• _Exercise brief_
Return, from the lines below, each one that includes the word "fishes".

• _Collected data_
· · · · ·
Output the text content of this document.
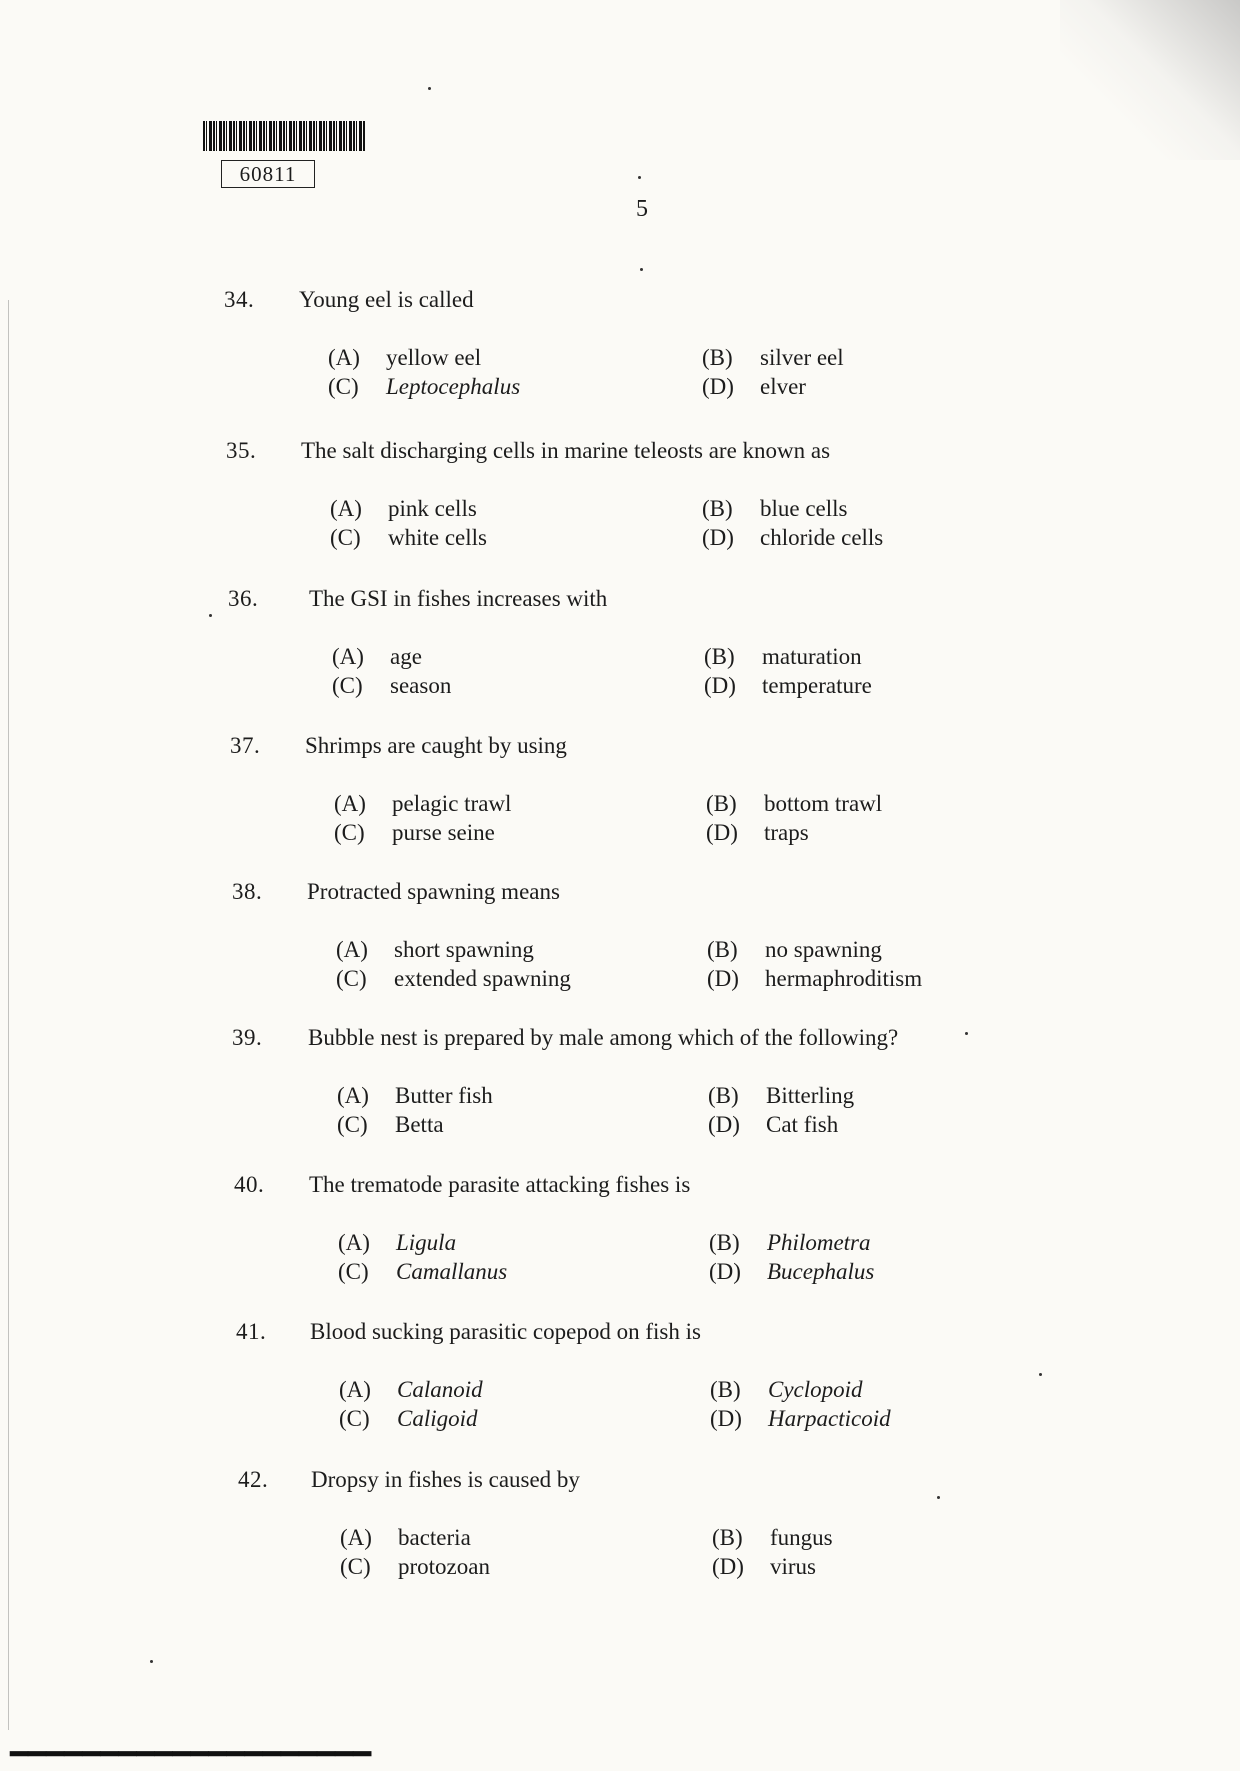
60811
5
34. Young eel is called
(A) yellow eel	(B) silver eel
(C) Leptocephalus	(D) elver
35. The salt discharging cells in marine teleosts are known as
(A) pink cells	(B) blue cells
(C) white cells	(D) chloride cells
36. The GSI in fishes increases with
(A) age	(B) maturation
(C) season	(D) temperature
37. Shrimps are caught by using
(A) pelagic trawl	(B) bottom trawl
(C) purse seine	(D) traps
38. Protracted spawning means
(A) short spawning	(B) no spawning
(C) extended spawning	(D) hermaphroditism
39. Bubble nest is prepared by male among which of the following?
(A) Butter fish	(B) Bitterling
(C) Betta	(D) Cat fish
40. The trematode parasite attacking fishes is
(A) Ligula	(B) Philometra
(C) Camallanus	(D) Bucephalus
41. Blood sucking parasitic copepod on fish is
(A) Calanoid	(B) Cyclopoid
(C) Caligoid	(D) Harpacticoid
42. Dropsy in fishes is caused by
(A) bacteria	(B) fungus
(C) protozoan	(D) virus
━━━━━━━━━━━━━━━━━━━━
· · · · ·
• _Exercise result_
36. The GSI in fishes increases with
40. The trematode parasite attacking fishes is
42. Dropsy in fishes is caused by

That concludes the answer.